* START INPUT ROWS *
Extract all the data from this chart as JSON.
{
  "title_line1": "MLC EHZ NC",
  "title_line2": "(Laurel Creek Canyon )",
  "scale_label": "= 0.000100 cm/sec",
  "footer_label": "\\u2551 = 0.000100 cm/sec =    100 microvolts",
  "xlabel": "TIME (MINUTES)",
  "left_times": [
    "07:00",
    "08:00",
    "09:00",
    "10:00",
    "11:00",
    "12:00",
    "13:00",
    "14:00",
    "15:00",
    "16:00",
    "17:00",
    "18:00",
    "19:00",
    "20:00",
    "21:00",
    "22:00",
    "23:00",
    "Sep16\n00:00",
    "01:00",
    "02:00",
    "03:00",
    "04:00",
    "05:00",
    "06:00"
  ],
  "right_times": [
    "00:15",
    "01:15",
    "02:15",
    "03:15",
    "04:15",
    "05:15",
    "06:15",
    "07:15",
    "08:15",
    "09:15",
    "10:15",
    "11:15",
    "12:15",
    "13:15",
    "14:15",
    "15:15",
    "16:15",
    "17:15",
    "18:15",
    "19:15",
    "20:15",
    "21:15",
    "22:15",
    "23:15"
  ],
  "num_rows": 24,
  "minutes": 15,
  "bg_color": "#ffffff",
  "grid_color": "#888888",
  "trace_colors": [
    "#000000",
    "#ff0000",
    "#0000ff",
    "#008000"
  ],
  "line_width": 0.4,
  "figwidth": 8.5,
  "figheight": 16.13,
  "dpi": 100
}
* END INPUT ROWS *
PROMPT:
Transcribe the whole listing exactly.

RESULT OF THE EXERCISE:
Extract all the data from this chart as JSON.
{
  "title_line1": "MLC EHZ NC",
  "title_line2": "(Laurel Creek Canyon )",
  "scale_label": "= 0.000100 cm/sec",
  "footer_label": "\\u2551 = 0.000100 cm/sec =    100 microvolts",
  "xlabel": "TIME (MINUTES)",
  "left_times": [
    "07:00",
    "08:00",
    "09:00",
    "10:00",
    "11:00",
    "12:00",
    "13:00",
    "14:00",
    "15:00",
    "16:00",
    "17:00",
    "18:00",
    "19:00",
    "20:00",
    "21:00",
    "22:00",
    "23:00",
    "Sep16\n00:00",
    "01:00",
    "02:00",
    "03:00",
    "04:00",
    "05:00",
    "06:00"
  ],
  "right_times": [
    "00:15",
    "01:15",
    "02:15",
    "03:15",
    "04:15",
    "05:15",
    "06:15",
    "07:15",
    "08:15",
    "09:15",
    "10:15",
    "11:15",
    "12:15",
    "13:15",
    "14:15",
    "15:15",
    "16:15",
    "17:15",
    "18:15",
    "19:15",
    "20:15",
    "21:15",
    "22:15",
    "23:15"
  ],
  "num_rows": 24,
  "minutes": 15,
  "bg_color": "#ffffff",
  "grid_color": "#888888",
  "trace_colors": [
    "#000000",
    "#ff0000",
    "#0000ff",
    "#008000"
  ],
  "line_width": 0.4,
  "figwidth": 8.5,
  "figheight": 16.13,
  "dpi": 100
}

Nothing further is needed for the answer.